◆ To be done ◆
1) In the honors course listing, which professor teaches the colloquium on the business of sports venues?
2) Write out the passage of the honors course listing between "HNRS 284: Seminar" and "their archival research.", inclusive.
3) Give the course codes of all seminars offered in Spring 2025 according to the honors course listing.

Honors Program Courses
Spring 2025: Seminars
DRAM 220-H: Scene Study with Professor Martin Shell
This is a practical “hands-on” course for developing actors that is primarily focused on scene work, and we’ll work from a wide range of plays and styles of theater. We’ll connect performance abilities and ensemble skills to the exploration of a variety of physical and vocal techniques needed for everything from the classics of Western theater to contemporary dramas to experimental original works. Students learn research methods for characterization, period movement, and interpretation of scenes that reflect a deepening understanding of how theater illuminates its society and culture. We’ll demonstrate our learning in ongoing actor training, frequent scene presentations, rehearsal logs, research papers, and a final presentation and critique.
ENGL 250-H: Literature and the Law with Professor Justine Dymond
Literature as wide-ranging as Sophocles’s drama Antigone, Franz Kafka’s story “The Trial,” and Layli Long Soldier’s contemporary poetry collection Whereas focuses on how the law– legal and political contexts– shapes human experience. What does it mean to be wronged? What avenues do we have for seeking justice? How do we reconcile the horrible injustices of the past with the hope for peace in the present? How does literature intersect with law, and how might we bring the tools of literary analysis to bear on our understanding of the law? These are some of the key questions that will drive our inquiries in this course into the myriad intersections of literature and the law.
HNRS 284: Seminar in History—Public History with Professor Ian Delahanty
This course introduces students to the field of museum and archival studies. Students collaborate to research, plan, and produce a museum exhibit about Springfield College’s history based on research in the Springfield College Archives and Special Collections. Students select the archival materials to be exhibited, prepare captions and other explanatory materials for the museum exhibit, and consider how best to display the results of their archival research.
RELI 209-H: Religion and Food with Professor Katherine Dugan
Think about the last time you ate a meal with your family. How was eating with loved ones different from eating alone? Are there special traditions that your family has–a specific meal before a big event or a birthday tradition? Does someone in your family have a special dish that they always bring to family meals? Food matters and how we share it reflects our culture, values, and personalities. Food is a tangible way that religious norms are expressed and religious ideas shape how humans eat or do not eat. We’re going to spend the semester exploring norms around religious foods, and ideas about food, religion, and power. We’ll look at food and ritual, food and values, religious food and communities.
Spring 2025: Colloquia
HNRS 192: The Business of Sports Venues with Professor Daigo Yazawa
This colloquium will explore the business aspects of sports venues in the United States. Students will examine a chosen sports stadium/arena from a variety of business perspectives, including management, marketing, design, finance, and economics. We will explore all of the behind-the-scenes and other unique aspects that go into a sports venue. The goal of this colloquium is to gain new perspectives and skills to analyze a sports venue from multiple business perspectives and apply them to other sports venues around the world.

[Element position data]
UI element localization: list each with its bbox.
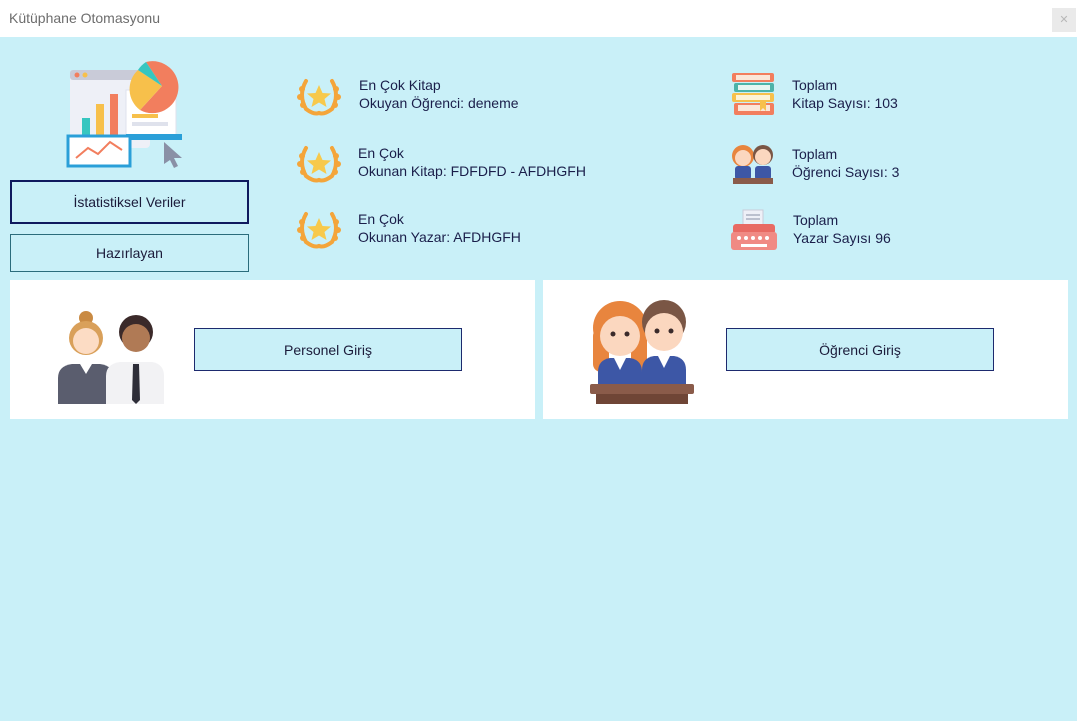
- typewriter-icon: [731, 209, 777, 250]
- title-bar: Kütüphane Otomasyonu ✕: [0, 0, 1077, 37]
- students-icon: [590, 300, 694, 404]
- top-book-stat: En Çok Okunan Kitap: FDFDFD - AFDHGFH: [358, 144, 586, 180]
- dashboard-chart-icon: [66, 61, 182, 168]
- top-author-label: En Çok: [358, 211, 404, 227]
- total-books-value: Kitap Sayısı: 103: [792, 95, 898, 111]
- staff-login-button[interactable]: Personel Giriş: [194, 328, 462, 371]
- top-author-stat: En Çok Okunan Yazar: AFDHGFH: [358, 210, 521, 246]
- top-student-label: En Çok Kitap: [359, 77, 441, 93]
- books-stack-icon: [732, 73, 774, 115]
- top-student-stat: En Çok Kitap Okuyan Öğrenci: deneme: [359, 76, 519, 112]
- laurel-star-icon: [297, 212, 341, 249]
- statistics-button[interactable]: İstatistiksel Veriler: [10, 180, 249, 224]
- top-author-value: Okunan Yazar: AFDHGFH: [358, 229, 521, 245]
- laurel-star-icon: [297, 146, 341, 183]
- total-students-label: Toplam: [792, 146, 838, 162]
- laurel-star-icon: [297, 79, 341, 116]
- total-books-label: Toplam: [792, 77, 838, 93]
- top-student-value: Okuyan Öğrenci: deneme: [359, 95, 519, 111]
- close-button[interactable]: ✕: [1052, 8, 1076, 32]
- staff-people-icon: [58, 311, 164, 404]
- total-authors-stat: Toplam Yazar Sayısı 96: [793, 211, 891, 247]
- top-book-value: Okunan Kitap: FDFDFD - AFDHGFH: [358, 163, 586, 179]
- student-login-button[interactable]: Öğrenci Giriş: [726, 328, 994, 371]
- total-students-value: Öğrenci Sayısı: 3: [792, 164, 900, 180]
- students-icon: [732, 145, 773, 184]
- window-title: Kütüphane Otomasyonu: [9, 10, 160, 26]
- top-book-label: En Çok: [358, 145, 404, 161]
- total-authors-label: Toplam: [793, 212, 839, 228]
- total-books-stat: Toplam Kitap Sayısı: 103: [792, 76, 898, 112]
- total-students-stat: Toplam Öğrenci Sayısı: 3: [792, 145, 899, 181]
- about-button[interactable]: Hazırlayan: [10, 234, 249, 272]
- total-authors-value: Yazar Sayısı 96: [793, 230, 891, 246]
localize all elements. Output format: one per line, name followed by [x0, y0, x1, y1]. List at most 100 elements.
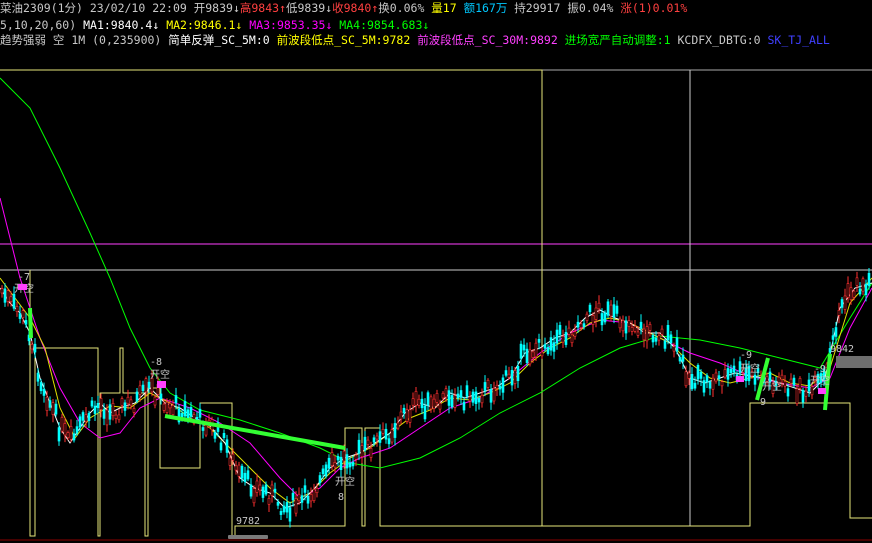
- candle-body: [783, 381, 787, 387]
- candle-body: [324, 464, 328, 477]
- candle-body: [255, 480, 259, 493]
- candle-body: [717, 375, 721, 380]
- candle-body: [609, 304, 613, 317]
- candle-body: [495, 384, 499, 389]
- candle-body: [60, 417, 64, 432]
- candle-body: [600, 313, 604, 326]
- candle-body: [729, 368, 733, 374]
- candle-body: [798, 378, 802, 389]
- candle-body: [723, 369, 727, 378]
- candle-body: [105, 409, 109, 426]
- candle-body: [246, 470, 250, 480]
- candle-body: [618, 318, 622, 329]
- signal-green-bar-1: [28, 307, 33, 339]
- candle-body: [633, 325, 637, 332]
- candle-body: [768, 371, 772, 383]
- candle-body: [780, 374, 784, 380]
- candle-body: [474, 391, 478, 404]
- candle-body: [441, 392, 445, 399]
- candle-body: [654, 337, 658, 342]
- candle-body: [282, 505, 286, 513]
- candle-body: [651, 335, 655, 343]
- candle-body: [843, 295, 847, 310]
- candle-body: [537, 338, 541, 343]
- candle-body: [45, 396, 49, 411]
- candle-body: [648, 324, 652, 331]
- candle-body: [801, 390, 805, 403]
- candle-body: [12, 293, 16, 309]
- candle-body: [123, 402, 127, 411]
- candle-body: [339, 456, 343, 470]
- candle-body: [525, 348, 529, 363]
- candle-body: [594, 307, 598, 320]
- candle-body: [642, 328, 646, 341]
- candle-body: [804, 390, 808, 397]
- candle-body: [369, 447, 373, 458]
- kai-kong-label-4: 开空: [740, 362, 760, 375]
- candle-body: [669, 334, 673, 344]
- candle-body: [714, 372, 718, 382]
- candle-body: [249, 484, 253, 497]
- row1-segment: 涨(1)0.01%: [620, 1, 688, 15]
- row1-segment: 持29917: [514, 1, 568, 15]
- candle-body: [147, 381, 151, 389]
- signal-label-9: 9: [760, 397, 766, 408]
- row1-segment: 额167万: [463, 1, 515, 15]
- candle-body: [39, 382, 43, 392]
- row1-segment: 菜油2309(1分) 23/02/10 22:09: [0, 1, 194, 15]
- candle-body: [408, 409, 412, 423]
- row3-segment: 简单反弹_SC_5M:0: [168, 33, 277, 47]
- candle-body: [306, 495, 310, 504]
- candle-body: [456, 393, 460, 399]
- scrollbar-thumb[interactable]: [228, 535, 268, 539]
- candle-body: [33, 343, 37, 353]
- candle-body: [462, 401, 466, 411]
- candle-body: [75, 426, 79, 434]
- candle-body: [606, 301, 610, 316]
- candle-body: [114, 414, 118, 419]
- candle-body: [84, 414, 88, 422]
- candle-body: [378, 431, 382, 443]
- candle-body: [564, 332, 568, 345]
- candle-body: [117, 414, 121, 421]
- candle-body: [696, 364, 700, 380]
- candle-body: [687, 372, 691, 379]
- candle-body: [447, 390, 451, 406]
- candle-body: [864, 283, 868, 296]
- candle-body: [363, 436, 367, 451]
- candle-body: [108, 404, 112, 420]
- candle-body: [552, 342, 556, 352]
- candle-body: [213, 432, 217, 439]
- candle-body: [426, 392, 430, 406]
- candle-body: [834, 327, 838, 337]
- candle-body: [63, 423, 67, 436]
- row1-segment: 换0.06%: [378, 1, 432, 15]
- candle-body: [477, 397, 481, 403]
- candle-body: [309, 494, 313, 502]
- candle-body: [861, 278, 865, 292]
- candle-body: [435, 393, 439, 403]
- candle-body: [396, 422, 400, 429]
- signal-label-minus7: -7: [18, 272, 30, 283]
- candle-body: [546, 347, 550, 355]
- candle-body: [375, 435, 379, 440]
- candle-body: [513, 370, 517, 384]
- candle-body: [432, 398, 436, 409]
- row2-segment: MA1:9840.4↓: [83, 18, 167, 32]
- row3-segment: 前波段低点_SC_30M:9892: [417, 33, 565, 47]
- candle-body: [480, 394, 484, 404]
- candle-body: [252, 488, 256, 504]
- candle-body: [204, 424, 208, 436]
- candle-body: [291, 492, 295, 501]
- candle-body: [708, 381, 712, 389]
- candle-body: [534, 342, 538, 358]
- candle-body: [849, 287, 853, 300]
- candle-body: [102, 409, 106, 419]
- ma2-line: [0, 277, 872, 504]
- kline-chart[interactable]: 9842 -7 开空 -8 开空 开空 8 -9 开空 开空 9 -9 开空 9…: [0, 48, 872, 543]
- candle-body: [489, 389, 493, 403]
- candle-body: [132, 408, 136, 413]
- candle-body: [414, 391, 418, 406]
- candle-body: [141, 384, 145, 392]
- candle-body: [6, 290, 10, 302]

◆ Task-by-task answers ◆
1) Professor Daigo Yazawa

2)
HNRS 284: Seminar in History—Public History with Professor Ian Delahanty
This course introduces students to the field of museum and archival studies. Students collaborate to research, plan, and produce a museum exhibit about Springfield College’s history based on research in the Springfield College Archives and Special Collections. Students select the archival materials to be exhibited, prepare captions and other explanatory materials for the museum exhibit, and consider how best to display the results of their archival research.

3) DRAM 220-H, ENGL 250-H, HNRS 284, RELI 209-H